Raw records
☆ ☆ ☆ ☆
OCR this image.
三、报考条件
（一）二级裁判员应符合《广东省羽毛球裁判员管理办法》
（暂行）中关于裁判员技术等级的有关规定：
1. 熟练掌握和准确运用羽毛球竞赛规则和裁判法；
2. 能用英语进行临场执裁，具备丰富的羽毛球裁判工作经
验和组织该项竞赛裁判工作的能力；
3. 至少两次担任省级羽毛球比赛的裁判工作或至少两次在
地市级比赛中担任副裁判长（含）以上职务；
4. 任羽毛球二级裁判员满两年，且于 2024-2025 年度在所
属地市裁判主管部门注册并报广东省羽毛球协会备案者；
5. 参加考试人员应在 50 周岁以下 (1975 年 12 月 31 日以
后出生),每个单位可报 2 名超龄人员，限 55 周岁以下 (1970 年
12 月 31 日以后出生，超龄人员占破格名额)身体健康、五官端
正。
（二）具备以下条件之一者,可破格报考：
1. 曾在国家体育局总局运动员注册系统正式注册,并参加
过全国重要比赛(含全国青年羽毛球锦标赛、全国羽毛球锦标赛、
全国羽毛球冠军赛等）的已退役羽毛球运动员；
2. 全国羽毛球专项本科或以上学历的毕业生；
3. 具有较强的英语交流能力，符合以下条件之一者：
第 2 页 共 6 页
☆ ☆ ☆ ☆
What needs to be done
Copy whichever lines in the listing above contain the word "周岁以下".

Exercise solution
5. 参加考试人员应在 50 周岁以下 (1975 年 12 月 31 日以
后出生),每个单位可报 2 名超龄人员，限 55 周岁以下 (1970 年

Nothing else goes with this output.